> Source text

◆ ◆ ◆ ◆ ◆

Ankur Gupta, Sr. Product Marketing Manager, Reltio

Post May 25, 2018, per the General Data Protection Regulation (GDPR), companies with business ties to the European Union need to comply to GDPR standards. The cost of non-compliance is huge, but the regulation is meant to benefit individuals as well as businesses. Let’s look at what it can unlock for you and your brand if you approach it in the right way. What about being able to say that you are the safest enterprise in your marketplace when it comes to data? How about if you can not only reduce operational cost but can also create new revenue streams by being compliant to GDPR and other upcoming regulations?

1. Replace Legacy Systems by Future Proof Cloud-based Applications

When companies are taking steps to comply with GDPR, they are required to perform a ‘spring clean’ of their data, which can in turn lead to multiple efficiency gains. Organizing data improves the way firms carry out analytics and take business decisions. To comply with the regulation, companies must be able to illustrate the entire data flow – how data comes into the company; how they store and manage it; and how they treat it at end of life. This will encourage businesses to replace legacy systems by flexible cloud services to be more nimble and transparent especially when regulatory regime keeps evolving. In addition, most large enterprises have grown through M&A. Thus, they can look at GDPR as an opportunity to get rid of obsolete software and accelerate application retirement.

◆ ◆ ◆ ◆ ◆

> Stored data

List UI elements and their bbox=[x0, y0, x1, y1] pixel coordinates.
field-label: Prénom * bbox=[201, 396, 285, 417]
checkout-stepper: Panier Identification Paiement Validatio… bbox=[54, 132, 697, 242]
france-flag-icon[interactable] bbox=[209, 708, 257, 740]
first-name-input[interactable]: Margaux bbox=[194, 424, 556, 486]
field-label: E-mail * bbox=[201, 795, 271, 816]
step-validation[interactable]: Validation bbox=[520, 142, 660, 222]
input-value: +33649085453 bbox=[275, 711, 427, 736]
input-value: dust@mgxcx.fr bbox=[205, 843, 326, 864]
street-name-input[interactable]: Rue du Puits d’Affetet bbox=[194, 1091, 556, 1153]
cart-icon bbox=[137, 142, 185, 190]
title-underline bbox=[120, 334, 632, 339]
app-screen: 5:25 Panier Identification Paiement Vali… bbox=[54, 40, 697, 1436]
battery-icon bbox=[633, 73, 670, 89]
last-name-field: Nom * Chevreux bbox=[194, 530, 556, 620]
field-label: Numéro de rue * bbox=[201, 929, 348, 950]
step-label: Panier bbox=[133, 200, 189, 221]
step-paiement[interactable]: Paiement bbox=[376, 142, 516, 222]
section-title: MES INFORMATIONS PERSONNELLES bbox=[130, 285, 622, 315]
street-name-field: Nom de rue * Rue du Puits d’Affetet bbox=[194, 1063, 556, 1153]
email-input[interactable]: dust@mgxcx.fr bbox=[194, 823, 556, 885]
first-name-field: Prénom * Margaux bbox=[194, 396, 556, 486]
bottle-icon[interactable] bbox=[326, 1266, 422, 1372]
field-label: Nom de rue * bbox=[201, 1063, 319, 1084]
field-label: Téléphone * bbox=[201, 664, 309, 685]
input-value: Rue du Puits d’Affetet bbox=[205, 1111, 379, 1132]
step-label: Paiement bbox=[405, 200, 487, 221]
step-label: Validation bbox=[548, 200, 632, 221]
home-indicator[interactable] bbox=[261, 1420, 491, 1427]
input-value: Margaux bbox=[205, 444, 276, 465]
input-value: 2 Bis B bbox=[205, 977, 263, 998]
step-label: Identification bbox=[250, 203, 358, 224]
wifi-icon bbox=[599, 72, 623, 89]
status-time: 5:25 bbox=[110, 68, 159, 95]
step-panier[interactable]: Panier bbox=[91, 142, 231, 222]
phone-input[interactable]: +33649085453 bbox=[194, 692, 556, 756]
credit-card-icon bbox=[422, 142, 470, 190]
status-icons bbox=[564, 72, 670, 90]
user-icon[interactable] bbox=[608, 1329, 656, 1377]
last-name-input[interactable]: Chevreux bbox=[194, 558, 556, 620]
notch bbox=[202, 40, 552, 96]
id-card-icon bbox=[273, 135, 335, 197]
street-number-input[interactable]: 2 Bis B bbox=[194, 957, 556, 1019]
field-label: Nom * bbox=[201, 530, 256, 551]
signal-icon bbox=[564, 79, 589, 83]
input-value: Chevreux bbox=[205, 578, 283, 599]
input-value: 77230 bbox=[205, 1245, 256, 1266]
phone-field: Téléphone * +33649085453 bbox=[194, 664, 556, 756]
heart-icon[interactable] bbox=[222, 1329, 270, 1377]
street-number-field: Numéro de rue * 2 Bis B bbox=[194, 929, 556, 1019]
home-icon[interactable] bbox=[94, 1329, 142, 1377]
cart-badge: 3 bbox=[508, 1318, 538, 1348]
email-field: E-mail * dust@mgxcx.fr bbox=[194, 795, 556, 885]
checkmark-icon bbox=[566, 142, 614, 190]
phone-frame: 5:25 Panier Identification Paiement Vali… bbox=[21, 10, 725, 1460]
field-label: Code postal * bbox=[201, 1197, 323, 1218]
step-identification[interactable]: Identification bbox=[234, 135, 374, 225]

◆ ◆ ◆ ◆ ◆

> Written exercise A
Return the passage of the GDPR article from "When companies are" to "accelerate application retirement.", word for word.
> Written exercise B
In the listing, from its start to the line with "input-value: dust@mgxcx.fr bbox=[205, 843, 326, 864]", substitute "form-label" for "field-label" and give those lines back with nothing else changed.
The GDPR article and the listing have nothing to do with each other.

> Full solution A
When companies are taking steps to comply with GDPR, they are required to perform a ‘spring clean’ of their data, which can in turn lead to multiple efficiency gains. Organizing data improves the way firms carry out analytics and take business decisions. To comply with the regulation, companies must be able to illustrate the entire data flow – how data comes into the company; how they store and manage it; and how they treat it at end of life. This will encourage businesses to replace legacy systems by flexible cloud services to be more nimble and transparent especially when regulatory regime keeps evolving. In addition, most large enterprises have grown through M&A. Thus, they can look at GDPR as an opportunity to get rid of obsolete software and accelerate application retirement.

> Full solution B
List UI elements and their bbox=[x0, y0, x1, y1] pixel coordinates.
form-label: Prénom * bbox=[201, 396, 285, 417]
checkout-stepper: Panier Identification Paiement Validatio… bbox=[54, 132, 697, 242]
france-flag-icon[interactable] bbox=[209, 708, 257, 740]
first-name-input[interactable]: Margaux bbox=[194, 424, 556, 486]
form-label: E-mail * bbox=[201, 795, 271, 816]
step-validation[interactable]: Validation bbox=[520, 142, 660, 222]
input-value: +33649085453 bbox=[275, 711, 427, 736]
input-value: dust@mgxcx.fr bbox=[205, 843, 326, 864]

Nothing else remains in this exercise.